### Task instructions
Please look for the string "Entertainment" below and report every line in which it occurs.

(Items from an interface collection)
+---+

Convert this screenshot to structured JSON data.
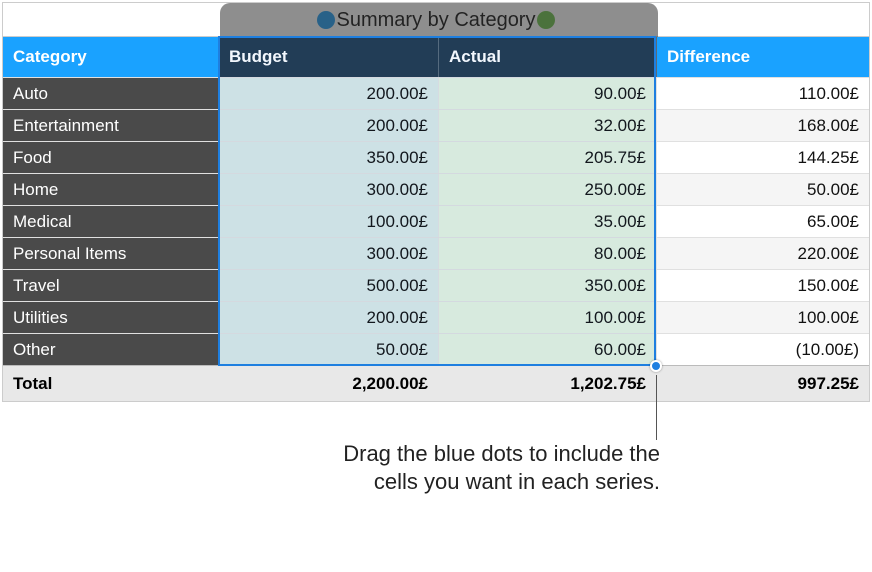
{
  "title": "Summary by Category",
  "series_markers": {
    "blue": "budget",
    "green": "actual"
  },
  "columns": {
    "category": "Category",
    "budget": "Budget",
    "actual": "Actual",
    "difference": "Difference"
  },
  "rows": [
    {
      "category": "Auto",
      "budget": "200.00£",
      "actual": "90.00£",
      "difference": "110.00£"
    },
    {
      "category": "Entertainment",
      "budget": "200.00£",
      "actual": "32.00£",
      "difference": "168.00£"
    },
    {
      "category": "Food",
      "budget": "350.00£",
      "actual": "205.75£",
      "difference": "144.25£"
    },
    {
      "category": "Home",
      "budget": "300.00£",
      "actual": "250.00£",
      "difference": "50.00£"
    },
    {
      "category": "Medical",
      "budget": "100.00£",
      "actual": "35.00£",
      "difference": "65.00£"
    },
    {
      "category": "Personal Items",
      "budget": "300.00£",
      "actual": "80.00£",
      "difference": "220.00£"
    },
    {
      "category": "Travel",
      "budget": "500.00£",
      "actual": "350.00£",
      "difference": "150.00£"
    },
    {
      "category": "Utilities",
      "budget": "200.00£",
      "actual": "100.00£",
      "difference": "100.00£"
    },
    {
      "category": "Other",
      "budget": "50.00£",
      "actual": "60.00£",
      "difference": "(10.00£)",
      "neg": true
    }
  ],
  "total": {
    "label": "Total",
    "budget": "2,200.00£",
    "actual": "1,202.75£",
    "difference": "997.25£"
  },
  "callout": "Drag the blue dots to include the cells you want in each series.",
  "chart_data": {
    "type": "table",
    "title": "Summary by Category",
    "columns": [
      "Category",
      "Budget",
      "Actual",
      "Difference"
    ],
    "currency": "GBP",
    "rows": [
      [
        "Auto",
        200.0,
        90.0,
        110.0
      ],
      [
        "Entertainment",
        200.0,
        32.0,
        168.0
      ],
      [
        "Food",
        350.0,
        205.75,
        144.25
      ],
      [
        "Home",
        300.0,
        250.0,
        50.0
      ],
      [
        "Medical",
        100.0,
        35.0,
        65.0
      ],
      [
        "Personal Items",
        300.0,
        80.0,
        220.0
      ],
      [
        "Travel",
        500.0,
        350.0,
        150.0
      ],
      [
        "Utilities",
        200.0,
        100.0,
        100.0
      ],
      [
        "Other",
        50.0,
        60.0,
        -10.0
      ]
    ],
    "totals": {
      "Budget": 2200.0,
      "Actual": 1202.75,
      "Difference": 997.25
    },
    "series_selection": {
      "columns": [
        "Budget",
        "Actual"
      ],
      "color_map": {
        "Budget": "#1e9cf2",
        "Actual": "#6cc24a"
      }
    }
  }
}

+---+

### Exercise answer
      "category": "Entertainment",
        "Entertainment",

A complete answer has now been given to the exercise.